### Problem details
Pick out each line below containing "Reservation".

### Data rows

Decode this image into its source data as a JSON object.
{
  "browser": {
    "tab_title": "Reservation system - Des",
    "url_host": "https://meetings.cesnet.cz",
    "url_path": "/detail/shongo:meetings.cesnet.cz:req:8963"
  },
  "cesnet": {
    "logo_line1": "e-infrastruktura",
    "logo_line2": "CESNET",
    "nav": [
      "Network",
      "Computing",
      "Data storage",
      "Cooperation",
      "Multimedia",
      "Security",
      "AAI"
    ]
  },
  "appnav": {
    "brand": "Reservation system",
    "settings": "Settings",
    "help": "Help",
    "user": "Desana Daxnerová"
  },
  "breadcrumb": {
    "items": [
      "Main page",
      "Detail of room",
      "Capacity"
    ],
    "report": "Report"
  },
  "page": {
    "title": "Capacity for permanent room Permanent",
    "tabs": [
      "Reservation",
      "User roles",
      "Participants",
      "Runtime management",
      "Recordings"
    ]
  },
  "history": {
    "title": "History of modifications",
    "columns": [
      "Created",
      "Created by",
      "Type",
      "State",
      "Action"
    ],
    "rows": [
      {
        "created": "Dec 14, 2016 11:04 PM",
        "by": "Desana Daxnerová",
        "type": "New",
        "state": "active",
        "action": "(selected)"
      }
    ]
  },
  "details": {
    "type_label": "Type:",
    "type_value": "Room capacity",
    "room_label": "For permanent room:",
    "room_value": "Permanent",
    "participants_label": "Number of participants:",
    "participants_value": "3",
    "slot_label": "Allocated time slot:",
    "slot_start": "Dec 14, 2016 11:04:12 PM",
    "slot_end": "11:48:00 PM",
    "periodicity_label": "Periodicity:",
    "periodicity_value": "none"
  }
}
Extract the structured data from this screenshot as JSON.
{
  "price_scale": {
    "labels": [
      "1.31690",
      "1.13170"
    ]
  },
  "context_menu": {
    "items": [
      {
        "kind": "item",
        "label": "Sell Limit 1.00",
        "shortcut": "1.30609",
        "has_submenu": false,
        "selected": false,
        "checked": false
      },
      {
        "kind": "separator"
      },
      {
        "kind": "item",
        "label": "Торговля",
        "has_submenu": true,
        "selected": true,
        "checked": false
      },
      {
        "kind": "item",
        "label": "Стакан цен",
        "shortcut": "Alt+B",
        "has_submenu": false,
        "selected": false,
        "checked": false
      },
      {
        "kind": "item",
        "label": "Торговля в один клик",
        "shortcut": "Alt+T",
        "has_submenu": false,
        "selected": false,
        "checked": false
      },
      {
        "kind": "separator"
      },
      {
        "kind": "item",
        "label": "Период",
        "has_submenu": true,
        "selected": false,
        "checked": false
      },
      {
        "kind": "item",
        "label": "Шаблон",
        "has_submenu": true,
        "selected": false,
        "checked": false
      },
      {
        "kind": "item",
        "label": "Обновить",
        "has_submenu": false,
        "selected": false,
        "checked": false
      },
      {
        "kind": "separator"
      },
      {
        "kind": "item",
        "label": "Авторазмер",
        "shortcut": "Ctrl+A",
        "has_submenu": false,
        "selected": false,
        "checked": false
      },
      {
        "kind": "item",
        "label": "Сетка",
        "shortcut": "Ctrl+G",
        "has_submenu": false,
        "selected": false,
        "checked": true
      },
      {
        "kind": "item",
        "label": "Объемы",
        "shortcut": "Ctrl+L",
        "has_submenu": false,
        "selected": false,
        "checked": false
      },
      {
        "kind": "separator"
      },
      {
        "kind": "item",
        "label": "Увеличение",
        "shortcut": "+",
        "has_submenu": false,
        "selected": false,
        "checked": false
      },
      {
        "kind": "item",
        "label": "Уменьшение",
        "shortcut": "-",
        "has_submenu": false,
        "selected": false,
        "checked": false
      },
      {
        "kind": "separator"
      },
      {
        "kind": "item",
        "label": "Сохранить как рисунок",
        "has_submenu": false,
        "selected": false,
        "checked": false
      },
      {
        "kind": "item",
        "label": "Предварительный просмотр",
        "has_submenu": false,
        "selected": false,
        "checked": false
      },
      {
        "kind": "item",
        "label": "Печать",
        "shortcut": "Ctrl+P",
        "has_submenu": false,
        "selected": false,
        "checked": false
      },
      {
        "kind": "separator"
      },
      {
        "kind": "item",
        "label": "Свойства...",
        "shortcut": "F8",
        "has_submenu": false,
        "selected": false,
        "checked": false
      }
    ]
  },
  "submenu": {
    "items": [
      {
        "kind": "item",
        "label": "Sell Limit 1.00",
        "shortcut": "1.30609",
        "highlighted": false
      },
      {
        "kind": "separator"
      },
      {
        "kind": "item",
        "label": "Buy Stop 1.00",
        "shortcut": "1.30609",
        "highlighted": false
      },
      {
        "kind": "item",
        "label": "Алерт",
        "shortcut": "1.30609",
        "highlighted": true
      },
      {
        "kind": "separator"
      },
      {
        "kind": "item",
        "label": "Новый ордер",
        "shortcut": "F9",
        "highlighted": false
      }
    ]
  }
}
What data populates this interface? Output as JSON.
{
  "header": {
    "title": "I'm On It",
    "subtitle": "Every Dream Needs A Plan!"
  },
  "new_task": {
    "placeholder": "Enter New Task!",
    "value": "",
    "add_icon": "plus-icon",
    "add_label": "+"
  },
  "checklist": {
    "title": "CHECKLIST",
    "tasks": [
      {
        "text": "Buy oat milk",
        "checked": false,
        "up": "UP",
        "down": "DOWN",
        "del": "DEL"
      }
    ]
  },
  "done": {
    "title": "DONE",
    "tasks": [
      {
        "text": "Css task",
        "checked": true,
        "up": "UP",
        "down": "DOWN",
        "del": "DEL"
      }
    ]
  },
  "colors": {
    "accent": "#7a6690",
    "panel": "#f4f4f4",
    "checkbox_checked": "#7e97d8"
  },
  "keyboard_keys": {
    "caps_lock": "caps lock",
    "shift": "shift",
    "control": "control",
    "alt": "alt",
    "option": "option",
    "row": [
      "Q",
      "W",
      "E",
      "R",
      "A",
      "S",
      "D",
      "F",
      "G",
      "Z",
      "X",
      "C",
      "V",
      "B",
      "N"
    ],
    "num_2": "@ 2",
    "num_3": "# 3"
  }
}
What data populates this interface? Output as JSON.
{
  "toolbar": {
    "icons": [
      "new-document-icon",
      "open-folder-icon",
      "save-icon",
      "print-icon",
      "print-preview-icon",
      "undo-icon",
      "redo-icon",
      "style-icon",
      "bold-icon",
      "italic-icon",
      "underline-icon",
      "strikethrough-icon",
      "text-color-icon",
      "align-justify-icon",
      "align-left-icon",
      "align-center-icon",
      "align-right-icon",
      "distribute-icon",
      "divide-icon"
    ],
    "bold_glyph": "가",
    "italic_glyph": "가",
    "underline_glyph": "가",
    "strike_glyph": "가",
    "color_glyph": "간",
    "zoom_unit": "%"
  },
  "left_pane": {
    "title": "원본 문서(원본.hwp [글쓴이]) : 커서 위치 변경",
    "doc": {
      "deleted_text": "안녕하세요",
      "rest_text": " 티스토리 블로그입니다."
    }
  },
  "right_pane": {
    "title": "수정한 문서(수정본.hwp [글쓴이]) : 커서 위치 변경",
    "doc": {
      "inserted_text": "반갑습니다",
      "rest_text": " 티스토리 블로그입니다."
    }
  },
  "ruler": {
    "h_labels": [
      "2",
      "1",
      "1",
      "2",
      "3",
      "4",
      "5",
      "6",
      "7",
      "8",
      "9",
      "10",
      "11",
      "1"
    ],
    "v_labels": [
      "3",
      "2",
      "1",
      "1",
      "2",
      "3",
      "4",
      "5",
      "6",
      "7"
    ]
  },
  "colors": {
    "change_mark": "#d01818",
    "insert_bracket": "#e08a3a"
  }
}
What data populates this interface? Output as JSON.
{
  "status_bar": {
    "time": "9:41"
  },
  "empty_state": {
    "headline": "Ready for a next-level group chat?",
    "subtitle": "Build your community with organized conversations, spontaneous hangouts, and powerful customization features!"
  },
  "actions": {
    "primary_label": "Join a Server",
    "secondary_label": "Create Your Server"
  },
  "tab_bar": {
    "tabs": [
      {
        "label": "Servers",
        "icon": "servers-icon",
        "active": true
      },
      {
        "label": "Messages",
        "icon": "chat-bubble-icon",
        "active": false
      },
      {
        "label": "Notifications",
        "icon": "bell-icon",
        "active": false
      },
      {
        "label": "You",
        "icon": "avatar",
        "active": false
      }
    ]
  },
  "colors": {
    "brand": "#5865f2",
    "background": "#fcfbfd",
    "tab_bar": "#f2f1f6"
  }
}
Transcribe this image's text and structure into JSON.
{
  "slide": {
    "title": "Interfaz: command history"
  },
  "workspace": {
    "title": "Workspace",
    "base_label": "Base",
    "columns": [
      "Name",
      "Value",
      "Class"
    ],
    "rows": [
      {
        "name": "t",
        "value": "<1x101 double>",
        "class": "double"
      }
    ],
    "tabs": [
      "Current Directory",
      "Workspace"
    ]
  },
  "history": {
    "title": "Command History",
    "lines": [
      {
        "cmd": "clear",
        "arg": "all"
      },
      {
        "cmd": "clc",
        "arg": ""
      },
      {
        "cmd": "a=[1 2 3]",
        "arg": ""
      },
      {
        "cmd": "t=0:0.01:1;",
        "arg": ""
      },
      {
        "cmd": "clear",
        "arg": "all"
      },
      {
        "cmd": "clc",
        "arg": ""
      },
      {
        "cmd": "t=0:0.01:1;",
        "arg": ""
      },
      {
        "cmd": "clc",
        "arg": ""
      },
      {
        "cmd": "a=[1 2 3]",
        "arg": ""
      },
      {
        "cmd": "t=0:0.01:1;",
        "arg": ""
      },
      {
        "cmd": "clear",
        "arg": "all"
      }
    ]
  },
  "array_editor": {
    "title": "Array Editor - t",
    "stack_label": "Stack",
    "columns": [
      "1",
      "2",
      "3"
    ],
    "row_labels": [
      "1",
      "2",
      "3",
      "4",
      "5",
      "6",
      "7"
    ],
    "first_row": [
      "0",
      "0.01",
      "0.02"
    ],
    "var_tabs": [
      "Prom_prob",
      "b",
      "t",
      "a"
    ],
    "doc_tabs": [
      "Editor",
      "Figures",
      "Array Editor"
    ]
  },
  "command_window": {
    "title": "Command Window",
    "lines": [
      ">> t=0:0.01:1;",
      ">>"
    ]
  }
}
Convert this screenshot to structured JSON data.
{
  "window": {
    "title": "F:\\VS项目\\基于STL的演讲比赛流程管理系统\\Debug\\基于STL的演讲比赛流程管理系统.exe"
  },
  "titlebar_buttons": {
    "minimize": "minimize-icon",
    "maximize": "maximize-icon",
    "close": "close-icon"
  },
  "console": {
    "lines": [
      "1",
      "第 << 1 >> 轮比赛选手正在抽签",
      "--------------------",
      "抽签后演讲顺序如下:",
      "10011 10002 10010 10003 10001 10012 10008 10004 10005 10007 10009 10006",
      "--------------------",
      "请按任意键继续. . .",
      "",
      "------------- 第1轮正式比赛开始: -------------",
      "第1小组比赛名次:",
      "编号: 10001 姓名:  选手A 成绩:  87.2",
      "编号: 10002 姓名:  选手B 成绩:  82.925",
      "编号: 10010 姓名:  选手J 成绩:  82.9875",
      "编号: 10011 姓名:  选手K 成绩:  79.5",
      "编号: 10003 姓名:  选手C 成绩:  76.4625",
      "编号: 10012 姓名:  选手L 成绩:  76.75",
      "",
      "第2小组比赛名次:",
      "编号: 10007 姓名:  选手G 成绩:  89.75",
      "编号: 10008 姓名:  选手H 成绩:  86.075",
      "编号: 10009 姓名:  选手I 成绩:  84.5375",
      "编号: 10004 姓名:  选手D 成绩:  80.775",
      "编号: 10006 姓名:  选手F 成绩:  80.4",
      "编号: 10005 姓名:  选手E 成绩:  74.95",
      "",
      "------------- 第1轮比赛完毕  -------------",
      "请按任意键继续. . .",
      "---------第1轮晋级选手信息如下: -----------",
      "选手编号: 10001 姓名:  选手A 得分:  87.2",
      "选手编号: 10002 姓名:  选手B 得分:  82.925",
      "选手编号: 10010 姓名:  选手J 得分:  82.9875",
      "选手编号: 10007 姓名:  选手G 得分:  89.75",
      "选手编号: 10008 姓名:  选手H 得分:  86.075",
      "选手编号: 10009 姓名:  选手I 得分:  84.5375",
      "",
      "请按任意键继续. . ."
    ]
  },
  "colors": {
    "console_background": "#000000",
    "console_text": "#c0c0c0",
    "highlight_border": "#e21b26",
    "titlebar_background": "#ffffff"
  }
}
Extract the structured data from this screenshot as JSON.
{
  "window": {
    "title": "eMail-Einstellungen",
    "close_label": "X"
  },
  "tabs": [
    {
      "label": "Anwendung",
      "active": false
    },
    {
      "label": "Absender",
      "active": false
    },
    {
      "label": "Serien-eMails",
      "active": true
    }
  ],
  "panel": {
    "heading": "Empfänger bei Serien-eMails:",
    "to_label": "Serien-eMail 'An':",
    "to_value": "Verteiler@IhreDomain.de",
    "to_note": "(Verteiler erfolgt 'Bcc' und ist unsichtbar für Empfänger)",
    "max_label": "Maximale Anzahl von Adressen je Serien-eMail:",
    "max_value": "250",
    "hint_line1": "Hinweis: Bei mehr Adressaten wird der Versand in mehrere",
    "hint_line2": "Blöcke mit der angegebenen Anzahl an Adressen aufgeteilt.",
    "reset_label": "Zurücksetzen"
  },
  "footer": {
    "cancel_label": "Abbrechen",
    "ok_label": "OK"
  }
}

### Response to the exercise
    "tab_title": "Reservation system - Des",
    "brand": "Reservation system",
      "Reservation",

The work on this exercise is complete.